* **PROBLEM TO SOLVE**: Retype the rows from the first line up to and including the line that contains "bar-26 [478, 442, 512, 467]", keeping every line identical.

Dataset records
## start
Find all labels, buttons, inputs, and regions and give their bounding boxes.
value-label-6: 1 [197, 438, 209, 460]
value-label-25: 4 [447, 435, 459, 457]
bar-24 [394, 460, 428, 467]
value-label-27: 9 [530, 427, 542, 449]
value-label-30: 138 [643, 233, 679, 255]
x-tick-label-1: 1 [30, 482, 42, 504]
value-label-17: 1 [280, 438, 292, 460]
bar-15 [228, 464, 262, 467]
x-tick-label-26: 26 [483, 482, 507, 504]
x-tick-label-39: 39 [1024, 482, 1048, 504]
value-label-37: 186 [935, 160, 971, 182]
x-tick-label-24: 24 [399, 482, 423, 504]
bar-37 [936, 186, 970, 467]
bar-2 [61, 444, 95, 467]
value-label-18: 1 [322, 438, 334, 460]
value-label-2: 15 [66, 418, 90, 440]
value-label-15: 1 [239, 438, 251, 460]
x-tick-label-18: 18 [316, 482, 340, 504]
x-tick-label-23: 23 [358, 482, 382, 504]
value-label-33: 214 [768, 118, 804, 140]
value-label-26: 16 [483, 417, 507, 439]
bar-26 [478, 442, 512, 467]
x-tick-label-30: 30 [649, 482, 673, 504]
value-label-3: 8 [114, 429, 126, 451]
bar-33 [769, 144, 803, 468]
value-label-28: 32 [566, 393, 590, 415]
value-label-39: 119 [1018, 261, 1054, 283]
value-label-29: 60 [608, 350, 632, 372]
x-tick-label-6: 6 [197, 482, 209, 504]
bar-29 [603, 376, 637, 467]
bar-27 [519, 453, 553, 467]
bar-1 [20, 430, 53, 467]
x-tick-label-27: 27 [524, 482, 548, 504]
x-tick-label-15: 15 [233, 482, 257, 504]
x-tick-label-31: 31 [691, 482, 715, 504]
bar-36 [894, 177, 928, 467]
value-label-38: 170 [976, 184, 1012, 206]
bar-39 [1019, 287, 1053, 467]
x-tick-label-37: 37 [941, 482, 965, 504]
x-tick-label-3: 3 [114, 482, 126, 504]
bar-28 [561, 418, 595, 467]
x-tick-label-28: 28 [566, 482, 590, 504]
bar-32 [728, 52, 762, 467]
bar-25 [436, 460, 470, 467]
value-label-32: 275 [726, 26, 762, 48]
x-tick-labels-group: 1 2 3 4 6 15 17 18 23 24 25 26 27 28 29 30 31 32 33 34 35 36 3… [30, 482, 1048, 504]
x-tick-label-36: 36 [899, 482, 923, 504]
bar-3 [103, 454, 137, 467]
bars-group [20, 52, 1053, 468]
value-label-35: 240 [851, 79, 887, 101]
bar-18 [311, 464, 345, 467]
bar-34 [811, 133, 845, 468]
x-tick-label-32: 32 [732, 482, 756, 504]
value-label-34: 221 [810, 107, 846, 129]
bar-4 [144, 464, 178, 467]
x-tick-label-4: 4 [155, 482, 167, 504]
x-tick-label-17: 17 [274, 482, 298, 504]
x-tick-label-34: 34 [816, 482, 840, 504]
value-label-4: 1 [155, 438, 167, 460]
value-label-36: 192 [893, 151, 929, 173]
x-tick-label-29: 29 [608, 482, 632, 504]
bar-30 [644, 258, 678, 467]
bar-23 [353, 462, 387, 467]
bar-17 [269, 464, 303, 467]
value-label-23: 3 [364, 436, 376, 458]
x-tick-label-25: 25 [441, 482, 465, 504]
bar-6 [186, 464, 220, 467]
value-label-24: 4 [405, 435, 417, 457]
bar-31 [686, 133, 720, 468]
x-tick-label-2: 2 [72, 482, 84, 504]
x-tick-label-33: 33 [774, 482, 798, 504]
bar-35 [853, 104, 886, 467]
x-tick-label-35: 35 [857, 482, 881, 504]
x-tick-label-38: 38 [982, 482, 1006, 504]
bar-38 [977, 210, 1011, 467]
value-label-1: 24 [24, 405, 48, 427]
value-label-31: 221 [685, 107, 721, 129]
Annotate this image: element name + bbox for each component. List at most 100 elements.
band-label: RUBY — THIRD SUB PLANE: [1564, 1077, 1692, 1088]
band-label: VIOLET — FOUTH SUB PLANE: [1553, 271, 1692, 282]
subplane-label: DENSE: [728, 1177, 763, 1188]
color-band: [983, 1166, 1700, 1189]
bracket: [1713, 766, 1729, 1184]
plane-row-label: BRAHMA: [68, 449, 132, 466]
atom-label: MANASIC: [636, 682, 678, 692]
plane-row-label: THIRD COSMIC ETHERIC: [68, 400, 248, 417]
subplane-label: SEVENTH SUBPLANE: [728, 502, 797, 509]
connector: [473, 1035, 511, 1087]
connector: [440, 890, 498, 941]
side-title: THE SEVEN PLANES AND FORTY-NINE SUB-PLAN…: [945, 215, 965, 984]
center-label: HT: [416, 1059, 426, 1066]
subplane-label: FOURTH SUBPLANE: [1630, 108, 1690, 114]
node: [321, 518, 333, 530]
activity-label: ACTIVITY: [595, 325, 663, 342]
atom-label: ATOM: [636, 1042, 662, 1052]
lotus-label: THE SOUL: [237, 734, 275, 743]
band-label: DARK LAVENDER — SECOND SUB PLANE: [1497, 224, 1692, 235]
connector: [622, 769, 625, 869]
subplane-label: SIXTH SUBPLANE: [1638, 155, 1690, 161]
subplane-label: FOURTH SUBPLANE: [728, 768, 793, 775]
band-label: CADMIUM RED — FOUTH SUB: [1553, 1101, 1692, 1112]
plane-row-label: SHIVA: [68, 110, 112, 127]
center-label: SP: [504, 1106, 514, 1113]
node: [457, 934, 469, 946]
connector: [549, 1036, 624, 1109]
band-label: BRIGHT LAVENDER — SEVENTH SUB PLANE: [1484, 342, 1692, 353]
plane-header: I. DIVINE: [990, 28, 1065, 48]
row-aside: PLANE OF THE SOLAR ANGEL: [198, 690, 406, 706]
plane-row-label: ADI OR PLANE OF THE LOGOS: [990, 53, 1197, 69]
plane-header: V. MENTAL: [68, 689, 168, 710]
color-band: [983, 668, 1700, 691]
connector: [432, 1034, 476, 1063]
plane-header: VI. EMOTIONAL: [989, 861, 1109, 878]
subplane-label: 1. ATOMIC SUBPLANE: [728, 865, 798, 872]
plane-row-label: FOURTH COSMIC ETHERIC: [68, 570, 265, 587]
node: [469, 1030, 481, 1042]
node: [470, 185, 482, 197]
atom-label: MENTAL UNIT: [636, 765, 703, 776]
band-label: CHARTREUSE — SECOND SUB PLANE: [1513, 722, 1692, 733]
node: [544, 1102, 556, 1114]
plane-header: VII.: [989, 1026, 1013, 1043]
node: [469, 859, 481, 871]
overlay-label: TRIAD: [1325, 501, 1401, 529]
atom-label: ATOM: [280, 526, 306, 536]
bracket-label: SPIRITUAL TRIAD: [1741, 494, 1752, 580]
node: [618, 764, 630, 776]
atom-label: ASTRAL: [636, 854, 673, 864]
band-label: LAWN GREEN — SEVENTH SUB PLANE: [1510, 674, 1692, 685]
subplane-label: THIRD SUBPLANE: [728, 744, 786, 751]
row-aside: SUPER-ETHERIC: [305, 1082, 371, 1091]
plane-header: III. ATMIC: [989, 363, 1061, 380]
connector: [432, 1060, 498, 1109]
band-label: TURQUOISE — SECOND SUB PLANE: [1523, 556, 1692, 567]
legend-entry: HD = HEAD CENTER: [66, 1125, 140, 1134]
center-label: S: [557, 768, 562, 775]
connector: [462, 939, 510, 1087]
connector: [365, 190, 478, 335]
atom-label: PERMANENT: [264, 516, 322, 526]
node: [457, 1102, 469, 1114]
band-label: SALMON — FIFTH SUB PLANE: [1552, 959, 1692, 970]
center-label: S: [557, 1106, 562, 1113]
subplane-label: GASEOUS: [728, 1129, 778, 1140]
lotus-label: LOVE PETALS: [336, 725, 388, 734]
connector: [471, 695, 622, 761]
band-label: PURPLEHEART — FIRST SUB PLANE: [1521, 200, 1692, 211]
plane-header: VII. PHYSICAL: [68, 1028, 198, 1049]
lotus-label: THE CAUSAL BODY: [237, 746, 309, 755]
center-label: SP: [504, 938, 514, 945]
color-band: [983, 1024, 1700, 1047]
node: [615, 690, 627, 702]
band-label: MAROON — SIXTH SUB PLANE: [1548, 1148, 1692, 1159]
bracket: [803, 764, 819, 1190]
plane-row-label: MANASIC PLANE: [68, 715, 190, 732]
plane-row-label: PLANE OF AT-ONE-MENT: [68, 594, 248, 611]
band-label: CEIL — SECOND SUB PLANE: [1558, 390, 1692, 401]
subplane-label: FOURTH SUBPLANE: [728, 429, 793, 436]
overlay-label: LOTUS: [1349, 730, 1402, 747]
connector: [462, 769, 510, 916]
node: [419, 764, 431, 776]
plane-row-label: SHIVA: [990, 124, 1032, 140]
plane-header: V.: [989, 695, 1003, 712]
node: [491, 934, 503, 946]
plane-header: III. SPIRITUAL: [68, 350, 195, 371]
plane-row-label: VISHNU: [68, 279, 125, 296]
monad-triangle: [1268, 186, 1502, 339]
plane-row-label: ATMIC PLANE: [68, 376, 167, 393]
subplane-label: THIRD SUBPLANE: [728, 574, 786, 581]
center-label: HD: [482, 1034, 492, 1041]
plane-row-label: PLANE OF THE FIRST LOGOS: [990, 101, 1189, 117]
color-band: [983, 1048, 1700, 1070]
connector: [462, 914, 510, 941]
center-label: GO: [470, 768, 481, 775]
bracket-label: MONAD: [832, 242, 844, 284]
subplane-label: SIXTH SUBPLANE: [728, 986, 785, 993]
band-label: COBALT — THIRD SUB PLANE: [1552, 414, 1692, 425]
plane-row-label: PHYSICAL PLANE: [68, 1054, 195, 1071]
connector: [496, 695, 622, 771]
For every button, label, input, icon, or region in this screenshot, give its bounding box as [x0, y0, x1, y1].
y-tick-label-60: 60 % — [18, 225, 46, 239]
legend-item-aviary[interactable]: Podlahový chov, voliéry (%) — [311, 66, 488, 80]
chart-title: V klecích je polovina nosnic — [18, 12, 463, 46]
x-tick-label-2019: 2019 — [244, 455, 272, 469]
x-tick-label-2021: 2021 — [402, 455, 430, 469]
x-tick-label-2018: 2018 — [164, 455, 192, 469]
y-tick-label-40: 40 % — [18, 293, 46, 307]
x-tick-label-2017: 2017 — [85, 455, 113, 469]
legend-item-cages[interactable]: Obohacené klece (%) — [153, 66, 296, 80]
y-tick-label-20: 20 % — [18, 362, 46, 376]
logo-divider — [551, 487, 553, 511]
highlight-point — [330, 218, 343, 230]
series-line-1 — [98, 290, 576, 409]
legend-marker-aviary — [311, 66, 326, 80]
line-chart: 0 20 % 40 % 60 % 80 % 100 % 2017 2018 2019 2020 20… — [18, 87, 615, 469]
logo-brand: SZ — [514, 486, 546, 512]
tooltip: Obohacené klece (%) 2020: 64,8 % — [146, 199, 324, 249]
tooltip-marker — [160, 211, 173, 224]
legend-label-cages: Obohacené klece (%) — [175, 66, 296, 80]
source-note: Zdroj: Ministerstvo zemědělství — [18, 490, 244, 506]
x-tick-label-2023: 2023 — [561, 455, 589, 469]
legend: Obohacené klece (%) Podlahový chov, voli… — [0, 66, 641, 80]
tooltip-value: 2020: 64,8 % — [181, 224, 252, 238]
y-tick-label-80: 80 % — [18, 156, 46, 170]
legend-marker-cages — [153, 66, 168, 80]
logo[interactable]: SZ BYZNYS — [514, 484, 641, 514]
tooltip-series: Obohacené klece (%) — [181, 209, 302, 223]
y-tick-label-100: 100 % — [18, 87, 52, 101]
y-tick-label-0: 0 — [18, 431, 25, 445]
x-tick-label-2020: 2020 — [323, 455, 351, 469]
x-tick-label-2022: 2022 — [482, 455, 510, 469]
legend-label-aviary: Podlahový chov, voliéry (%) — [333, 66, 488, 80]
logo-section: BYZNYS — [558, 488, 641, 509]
## end
* **RESPONSE FOR THIS EXERCISE**:
Find all labels, buttons, inputs, and regions and give their bounding boxes.
value-label-6: 1 [197, 438, 209, 460]
value-label-25: 4 [447, 435, 459, 457]
bar-24 [394, 460, 428, 467]
value-label-27: 9 [530, 427, 542, 449]
value-label-30: 138 [643, 233, 679, 255]
x-tick-label-1: 1 [30, 482, 42, 504]
value-label-17: 1 [280, 438, 292, 460]
bar-15 [228, 464, 262, 467]
x-tick-label-26: 26 [483, 482, 507, 504]
x-tick-label-39: 39 [1024, 482, 1048, 504]
value-label-37: 186 [935, 160, 971, 182]
x-tick-label-24: 24 [399, 482, 423, 504]
bar-37 [936, 186, 970, 467]
bar-2 [61, 444, 95, 467]
value-label-18: 1 [322, 438, 334, 460]
value-label-2: 15 [66, 418, 90, 440]
value-label-15: 1 [239, 438, 251, 460]
x-tick-label-18: 18 [316, 482, 340, 504]
x-tick-label-23: 23 [358, 482, 382, 504]
value-label-33: 214 [768, 118, 804, 140]
value-label-26: 16 [483, 417, 507, 439]
bar-26 [478, 442, 512, 467]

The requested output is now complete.